(Extracted data entries)
* begin *

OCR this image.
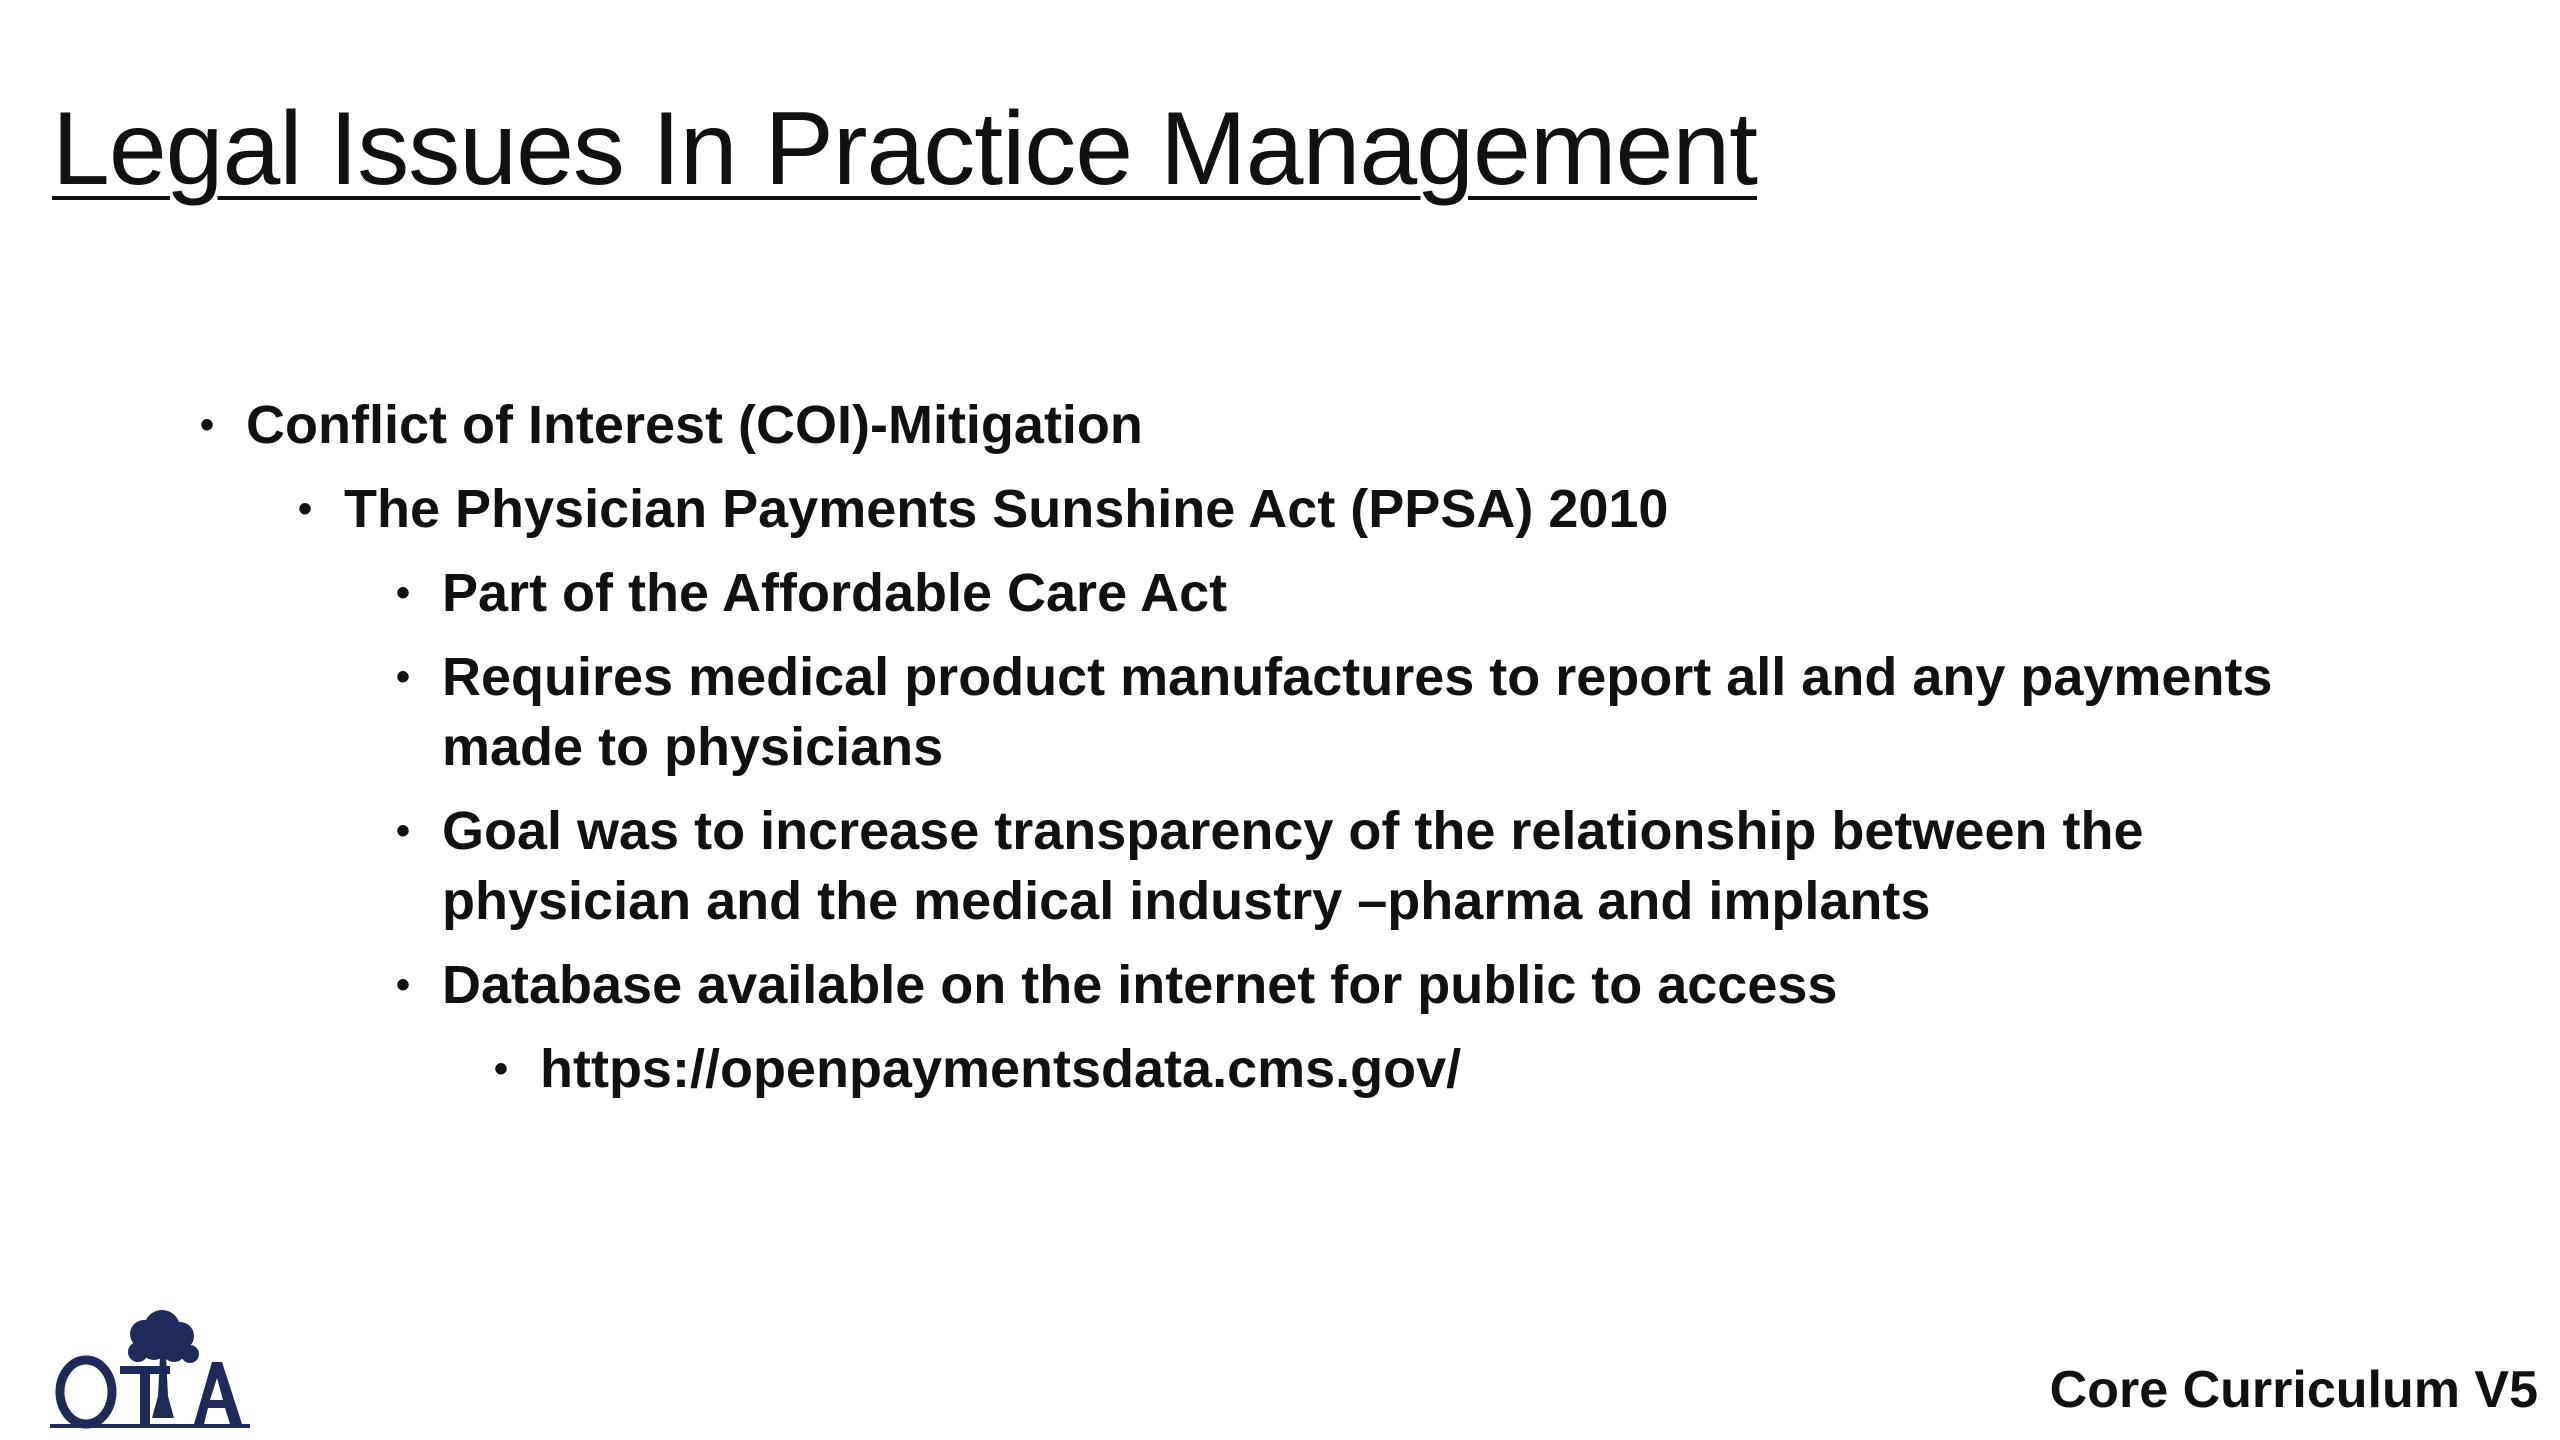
Legal Issues In Practice Management
• Conflict of Interest (COI)-Mitigation
• The Physician Payments Sunshine Act (PPSA) 2010
• Part of the Affordable Care Act
• Requires medical product manufactures to report all and any payments made to physicians
• Goal was to increase transparency of the relationship between the physician and the medical industry –pharma and implants
• Database available on the internet for public to access
• https://openpaymentsdata.cms.gov/
Core Curriculum V5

* end *

Exercise details: Retype the whole listing, keeping every line identical and omitting all pictures.

Correct response:
OCR this image.
Legal Issues In Practice Management
• Conflict of Interest (COI)-Mitigation
• The Physician Payments Sunshine Act (PPSA) 2010
• Part of the Affordable Care Act
• Requires medical product manufactures to report all and any payments made to physicians
• Goal was to increase transparency of the relationship between the physician and the medical industry –pharma and implants
• Database available on the internet for public to access
• https://openpaymentsdata.cms.gov/
Core Curriculum V5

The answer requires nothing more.